* _Set exercise_
Write out every entry exactly as it appears.

* _Records supplied_
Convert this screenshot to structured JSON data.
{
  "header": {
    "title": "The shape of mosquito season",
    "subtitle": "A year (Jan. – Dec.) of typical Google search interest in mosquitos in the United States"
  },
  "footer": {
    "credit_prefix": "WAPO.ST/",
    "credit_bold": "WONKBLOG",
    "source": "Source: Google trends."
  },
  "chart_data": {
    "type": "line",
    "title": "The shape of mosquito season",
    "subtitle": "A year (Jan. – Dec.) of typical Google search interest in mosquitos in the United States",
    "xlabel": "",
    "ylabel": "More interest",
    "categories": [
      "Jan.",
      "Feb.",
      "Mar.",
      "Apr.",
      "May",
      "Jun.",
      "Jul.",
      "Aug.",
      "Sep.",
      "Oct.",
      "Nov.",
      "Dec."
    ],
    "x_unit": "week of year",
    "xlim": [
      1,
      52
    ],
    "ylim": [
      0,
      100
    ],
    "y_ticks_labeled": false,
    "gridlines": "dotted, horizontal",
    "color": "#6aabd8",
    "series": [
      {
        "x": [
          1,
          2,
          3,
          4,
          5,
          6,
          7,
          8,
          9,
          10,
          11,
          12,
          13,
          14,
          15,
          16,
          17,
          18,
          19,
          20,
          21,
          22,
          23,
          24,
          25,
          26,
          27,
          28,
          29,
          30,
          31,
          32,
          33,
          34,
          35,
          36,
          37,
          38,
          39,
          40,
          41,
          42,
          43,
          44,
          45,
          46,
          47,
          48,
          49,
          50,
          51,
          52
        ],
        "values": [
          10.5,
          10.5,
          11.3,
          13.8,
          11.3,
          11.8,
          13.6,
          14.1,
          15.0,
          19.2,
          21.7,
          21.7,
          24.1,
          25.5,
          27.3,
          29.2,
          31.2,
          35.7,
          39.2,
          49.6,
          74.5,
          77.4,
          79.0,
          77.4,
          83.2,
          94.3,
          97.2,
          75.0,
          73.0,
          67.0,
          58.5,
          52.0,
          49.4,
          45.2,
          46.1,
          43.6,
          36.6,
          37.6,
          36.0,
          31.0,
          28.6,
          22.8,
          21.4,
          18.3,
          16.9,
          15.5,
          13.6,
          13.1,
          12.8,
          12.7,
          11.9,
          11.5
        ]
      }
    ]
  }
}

* _Result below_
Convert this screenshot to structured JSON data.
{
  "header": {
    "title": "The shape of mosquito season",
    "subtitle": "A year (Jan. – Dec.) of typical Google search interest in mosquitos in the United States"
  },
  "footer": {
    "credit_prefix": "WAPO.ST/",
    "credit_bold": "WONKBLOG",
    "source": "Source: Google trends."
  },
  "chart_data": {
    "type": "line",
    "title": "The shape of mosquito season",
    "subtitle": "A year (Jan. – Dec.) of typical Google search interest in mosquitos in the United States",
    "xlabel": "",
    "ylabel": "More interest",
    "categories": [
      "Jan.",
      "Feb.",
      "Mar.",
      "Apr.",
      "May",
      "Jun.",
      "Jul.",
      "Aug.",
      "Sep.",
      "Oct.",
      "Nov.",
      "Dec."
    ],
    "x_unit": "week of year",
    "xlim": [
      1,
      52
    ],
    "ylim": [
      0,
      100
    ],
    "y_ticks_labeled": false,
    "gridlines": "dotted, horizontal",
    "color": "#6aabd8",
    "series": [
      {
        "x": [
          1,
          2,
          3,
          4,
          5,
          6,
          7,
          8,
          9,
          10,
          11,
          12,
          13,
          14,
          15,
          16,
          17,
          18,
          19,
          20,
          21,
          22,
          23,
          24,
          25,
          26,
          27,
          28,
          29,
          30,
          31,
          32,
          33,
          34,
          35,
          36,
          37,
          38,
          39,
          40,
          41,
          42,
          43,
          44,
          45,
          46,
          47,
          48,
          49,
          50,
          51,
          52
        ],
        "values": [
          10.5,
          10.5,
          11.3,
          13.8,
          11.3,
          11.8,
          13.6,
          14.1,
          15.0,
          19.2,
          21.7,
          21.7,
          24.1,
          25.5,
          27.3,
          29.2,
          31.2,
          35.7,
          39.2,
          49.6,
          74.5,
          77.4,
          79.0,
          77.4,
          83.2,
          94.3,
          97.2,
          75.0,
          73.0,
          67.0,
          58.5,
          52.0,
          49.4,
          45.2,
          46.1,
          43.6,
          36.6,
          37.6,
          36.0,
          31.0,
          28.6,
          22.8,
          21.4,
          18.3,
          16.9,
          15.5,
          13.6,
          13.1,
          12.8,
          12.7,
          11.9,
          11.5
        ]
      }
    ]
  }
}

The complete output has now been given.